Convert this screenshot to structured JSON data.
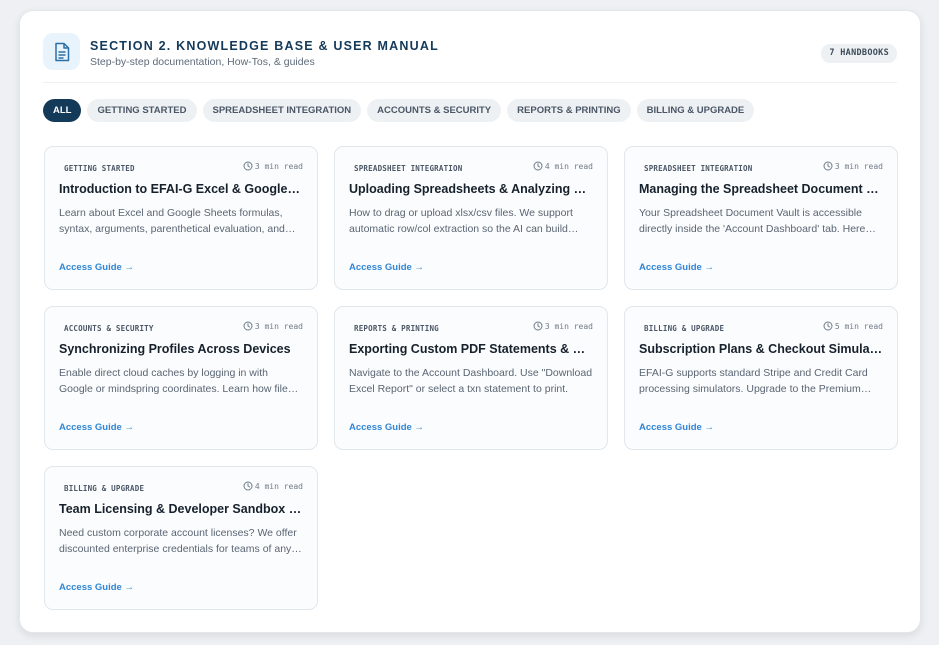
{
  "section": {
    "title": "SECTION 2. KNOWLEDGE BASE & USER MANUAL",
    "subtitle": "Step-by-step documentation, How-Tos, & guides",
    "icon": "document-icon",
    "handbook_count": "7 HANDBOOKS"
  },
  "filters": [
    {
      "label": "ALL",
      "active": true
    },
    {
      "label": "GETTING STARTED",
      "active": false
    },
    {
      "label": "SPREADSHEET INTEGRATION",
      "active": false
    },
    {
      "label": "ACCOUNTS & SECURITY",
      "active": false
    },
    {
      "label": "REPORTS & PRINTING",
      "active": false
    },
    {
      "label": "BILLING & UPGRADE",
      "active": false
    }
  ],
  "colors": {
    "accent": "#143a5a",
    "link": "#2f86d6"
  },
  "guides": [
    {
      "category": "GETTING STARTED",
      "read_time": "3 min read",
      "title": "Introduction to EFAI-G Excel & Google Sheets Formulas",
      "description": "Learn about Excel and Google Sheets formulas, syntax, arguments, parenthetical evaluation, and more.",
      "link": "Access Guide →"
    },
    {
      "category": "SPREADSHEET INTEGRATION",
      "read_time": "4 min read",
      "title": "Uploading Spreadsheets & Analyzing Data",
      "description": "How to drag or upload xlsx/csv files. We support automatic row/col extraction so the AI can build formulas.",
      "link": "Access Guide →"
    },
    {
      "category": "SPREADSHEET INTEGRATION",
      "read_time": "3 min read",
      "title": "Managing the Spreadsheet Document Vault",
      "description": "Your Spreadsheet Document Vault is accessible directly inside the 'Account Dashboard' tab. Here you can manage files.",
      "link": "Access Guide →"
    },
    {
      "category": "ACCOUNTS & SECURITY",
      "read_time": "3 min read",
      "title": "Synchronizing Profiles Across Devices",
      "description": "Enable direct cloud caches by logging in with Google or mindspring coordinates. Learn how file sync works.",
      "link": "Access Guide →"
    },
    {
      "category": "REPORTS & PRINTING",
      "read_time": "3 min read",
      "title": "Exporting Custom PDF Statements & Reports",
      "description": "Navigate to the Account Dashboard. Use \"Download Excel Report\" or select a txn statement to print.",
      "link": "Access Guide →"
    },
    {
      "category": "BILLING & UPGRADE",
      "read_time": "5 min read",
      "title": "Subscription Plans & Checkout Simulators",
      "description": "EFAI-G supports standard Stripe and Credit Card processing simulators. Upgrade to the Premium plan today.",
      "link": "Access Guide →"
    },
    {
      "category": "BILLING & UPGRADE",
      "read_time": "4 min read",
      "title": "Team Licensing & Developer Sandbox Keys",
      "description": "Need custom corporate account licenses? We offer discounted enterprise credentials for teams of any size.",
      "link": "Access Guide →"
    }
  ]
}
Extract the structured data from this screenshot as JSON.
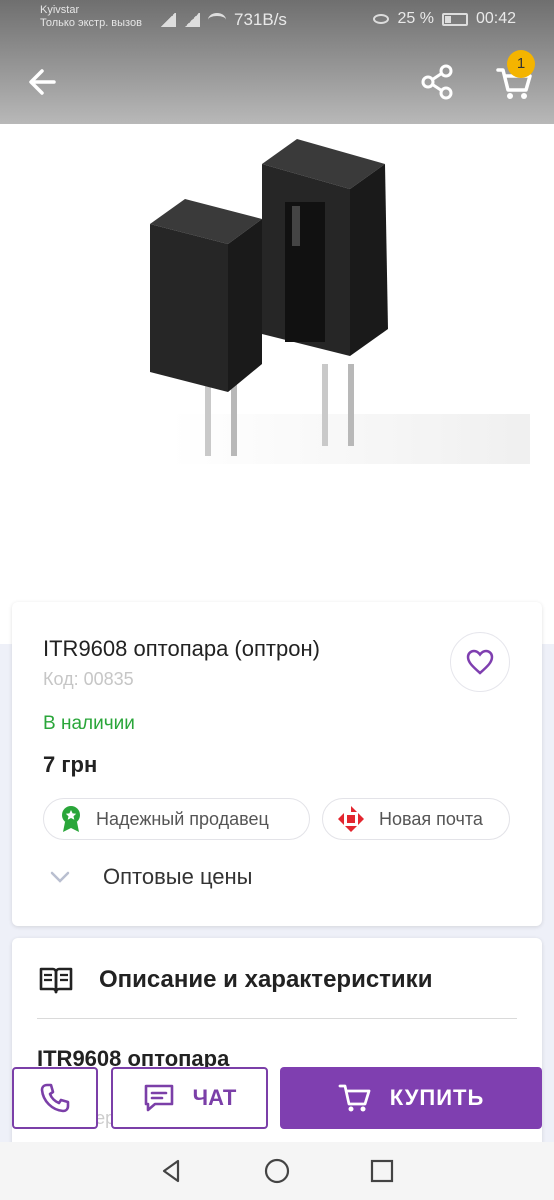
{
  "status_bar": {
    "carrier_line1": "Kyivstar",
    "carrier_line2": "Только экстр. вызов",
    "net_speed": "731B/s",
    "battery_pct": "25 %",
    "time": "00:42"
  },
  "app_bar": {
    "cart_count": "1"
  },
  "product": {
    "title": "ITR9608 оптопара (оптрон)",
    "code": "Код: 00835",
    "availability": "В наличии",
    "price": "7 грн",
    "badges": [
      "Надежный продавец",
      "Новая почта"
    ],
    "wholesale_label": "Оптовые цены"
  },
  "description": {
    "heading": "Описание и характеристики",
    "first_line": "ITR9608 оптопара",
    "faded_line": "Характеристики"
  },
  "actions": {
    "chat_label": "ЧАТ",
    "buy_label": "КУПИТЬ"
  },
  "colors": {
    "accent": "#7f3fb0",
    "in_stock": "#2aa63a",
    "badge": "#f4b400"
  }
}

- [WRITTEN TASK] Which lines of the data above contain "оптопара"? Copy each one.

- [EXERCISE OUTPUT]
    "title": "ITR9608 оптопара (оптрон)",
    "first_line": "ITR9608 оптопара",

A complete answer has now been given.